-------- Data for this task
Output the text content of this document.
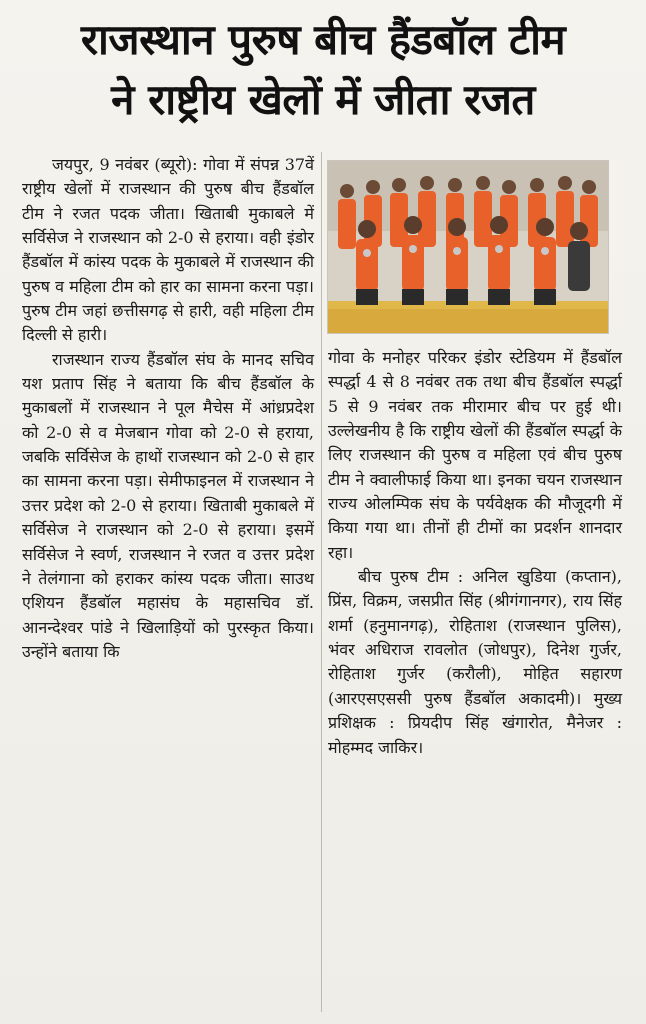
राजस्थान पुरुष बीच हैंडबॉल टीम
ने राष्ट्रीय खेलों में जीता रजत

जयपुर, 9 नवंबर (ब्यूरो): गोवा में संपन्न 37वें राष्ट्रीय खेलों में राजस्थान की पुरुष बीच हैंडबॉल टीम ने रजत पदक जीता। खिताबी मुकाबले में सर्विसेज ने राजस्थान को 2-0 से हराया। वही इंडोर हैंडबॉल में कांस्य पदक के मुकाबले में राजस्थान की पुरुष व महिला टीम को हार का सामना करना पड़ा। पुरुष टीम जहां छत्तीसगढ़ से हारी, वही महिला टीम दिल्ली से हारी।

राजस्थान राज्य हैंडबॉल संघ के मानद सचिव यश प्रताप सिंह ने बताया कि बीच हैंडबॉल के मुकाबलों में राजस्थान ने पूल मैचेस में आंध्रप्रदेश को 2-0 से व मेजबान गोवा को 2-0 से हराया, जबकि सर्विसेज के हाथों राजस्थान को 2-0 से हार का सामना करना पड़ा। सेमीफाइनल में राजस्थान ने उत्तर प्रदेश को 2-0 से हराया। खिताबी मुकाबले में सर्विसेज ने राजस्थान को 2-0 से हराया। इसमें सर्विसेज ने स्वर्ण, राजस्थान ने रजत व उत्तर प्रदेश ने तेलंगाना को हराकर कांस्य पदक जीता। साउथ एशियन हैंडबॉल महासंघ के महासचिव डॉ. आनन्देश्वर पांडे ने खिलाड़ियों को पुरस्कृत किया। उन्होंने बताया कि

गोवा के मनोहर परिकर इंडोर स्टेडियम में हैंडबॉल स्पर्द्धा 4 से 8 नवंबर तक तथा बीच हैंडबॉल स्पर्द्धा 5 से 9 नवंबर तक मीरामार बीच पर हुई थी। उल्लेखनीय है कि राष्ट्रीय खेलों की हैंडबॉल स्पर्द्धा के लिए राजस्थान की पुरुष व महिला एवं बीच पुरुष टीम ने क्वालीफाई किया था। इनका चयन राजस्थान राज्य ओलम्पिक संघ के पर्यवेक्षक की मौजूदगी में किया गया था। तीनों ही टीमों का प्रदर्शन शानदार रहा।

बीच पुरुष टीम : अनिल खुडिया (कप्तान), प्रिंस, विक्रम, जसप्रीत सिंह (श्रीगंगानगर), राय सिंह शर्मा (हनुमानगढ़), रोहिताश (राजस्थान पुलिस), भंवर अधिराज रावलोत (जोधपुर), दिनेश गुर्जर, रोहिताश गुर्जर (करौली), मोहित सहारण (आरएसएससी पुरुष हैंडबॉल अकादमी)। मुख्य प्रशिक्षक : प्रियदीप सिंह खंगारोत, मैनेजर : मोहम्मद जाकिर।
----------------
Leave the pictures out and reproduce all of the records exactly.

Output the text content of this document.
राजस्थान पुरुष बीच हैंडबॉल टीम
ने राष्ट्रीय खेलों में जीता रजत

जयपुर, 9 नवंबर (ब्यूरो): गोवा में संपन्न 37वें राष्ट्रीय खेलों में राजस्थान की पुरुष बीच हैंडबॉल टीम ने रजत पदक जीता। खिताबी मुकाबले में सर्विसेज ने राजस्थान को 2-0 से हराया। वही इंडोर हैंडबॉल में कांस्य पदक के मुकाबले में राजस्थान की पुरुष व महिला टीम को हार का सामना करना पड़ा। पुरुष टीम जहां छत्तीसगढ़ से हारी, वही महिला टीम दिल्ली से हारी।

राजस्थान राज्य हैंडबॉल संघ के मानद सचिव यश प्रताप सिंह ने बताया कि बीच हैंडबॉल के मुकाबलों में राजस्थान ने पूल मैचेस में आंध्रप्रदेश को 2-0 से व मेजबान गोवा को 2-0 से हराया, जबकि सर्विसेज के हाथों राजस्थान को 2-0 से हार का सामना करना पड़ा। सेमीफाइनल में राजस्थान ने उत्तर प्रदेश को 2-0 से हराया। खिताबी मुकाबले में सर्विसेज ने राजस्थान को 2-0 से हराया। इसमें सर्विसेज ने स्वर्ण, राजस्थान ने रजत व उत्तर प्रदेश ने तेलंगाना को हराकर कांस्य पदक जीता। साउथ एशियन हैंडबॉल महासंघ के महासचिव डॉ. आनन्देश्वर पांडे ने खिलाड़ियों को पुरस्कृत किया। उन्होंने बताया कि

गोवा के मनोहर परिकर इंडोर स्टेडियम में हैंडबॉल स्पर्द्धा 4 से 8 नवंबर तक तथा बीच हैंडबॉल स्पर्द्धा 5 से 9 नवंबर तक मीरामार बीच पर हुई थी। उल्लेखनीय है कि राष्ट्रीय खेलों की हैंडबॉल स्पर्द्धा के लिए राजस्थान की पुरुष व महिला एवं बीच पुरुष टीम ने क्वालीफाई किया था। इनका चयन राजस्थान राज्य ओलम्पिक संघ के पर्यवेक्षक की मौजूदगी में किया गया था। तीनों ही टीमों का प्रदर्शन शानदार रहा।

बीच पुरुष टीम : अनिल खुडिया (कप्तान), प्रिंस, विक्रम, जसप्रीत सिंह (श्रीगंगानगर), राय सिंह शर्मा (हनुमानगढ़), रोहिताश (राजस्थान पुलिस), भंवर अधिराज रावलोत (जोधपुर), दिनेश गुर्जर, रोहिताश गुर्जर (करौली), मोहित सहारण (आरएसएससी पुरुष हैंडबॉल अकादमी)। मुख्य प्रशिक्षक : प्रियदीप सिंह खंगारोत, मैनेजर : मोहम्मद जाकिर।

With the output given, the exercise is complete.